» **Passage provided**
§ §

Develop a JSON API that returns all media for a page.
This includes: page images, audio files, and media files.
## General Logic
---
### Commons Info
[x] For each item, we should be querying commons API to get licensing, captions, file page url, author, mime-type etc…
Open question: For mime type: is it possible to have different mime types per item? Do we need to have sub dictionaries for mime types?
For example: for images is it possible that the thumb and original are 2 different mime types?
### Wikipedia Captions (Or original Wiki caption)
[x] In addition to the commons caption, we should also return the Wikipedia caption that is in the page where the image is located.
### Section Information
[ ] We should return the section that each object is contained. **Status: blocked on Parsoid sections deployment** (T114072)
### Media Type
[x] Each item in the array should be given a type to denote what kind of object it is. Proposed types: "Image", "Video", "Audio"
### Extended metadata
[x] extmetadata items of interest appear in the top level
### Misc
[ ] Specially handle items with links pointing somewhere besides the file page (T182329)
[x] Return page_count for paged file types (PDF, TIFF, DjVu...)

§ §

» **Given request**
Reproduce the media API spec above word for word, between "### Wikipedia Captions" and "sections deployment** (T114072)", inclusive.

» **Provided material**
§ §

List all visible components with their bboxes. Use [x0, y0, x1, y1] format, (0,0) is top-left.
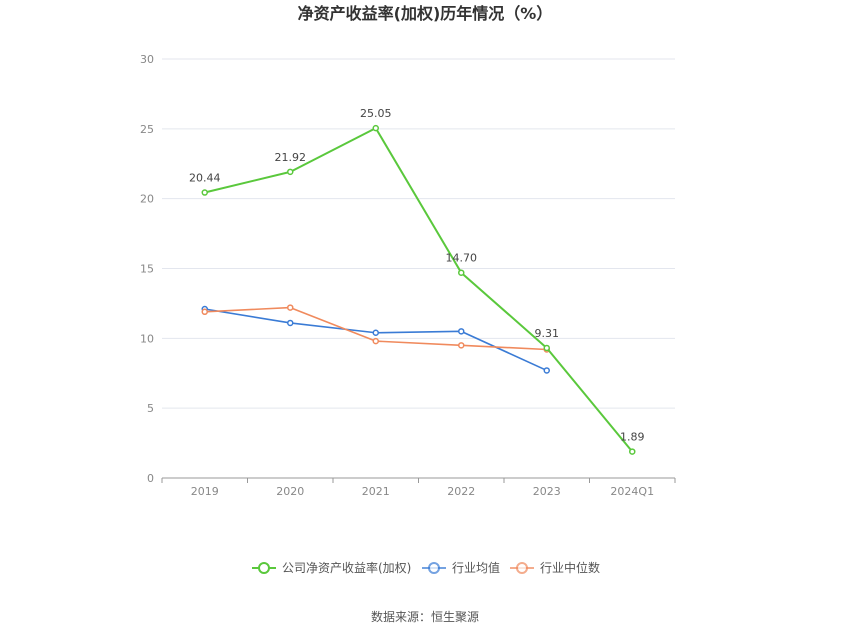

§ §

» **Exercise solution**
### Wikipedia Captions (Or original Wiki caption)
[x] In addition to the commons caption, we should also return the Wikipedia caption that is in the page where the image is located.
### Section Information
[ ] We should return the section that each object is contained. **Status: blocked on Parsoid sections deployment** (T114072)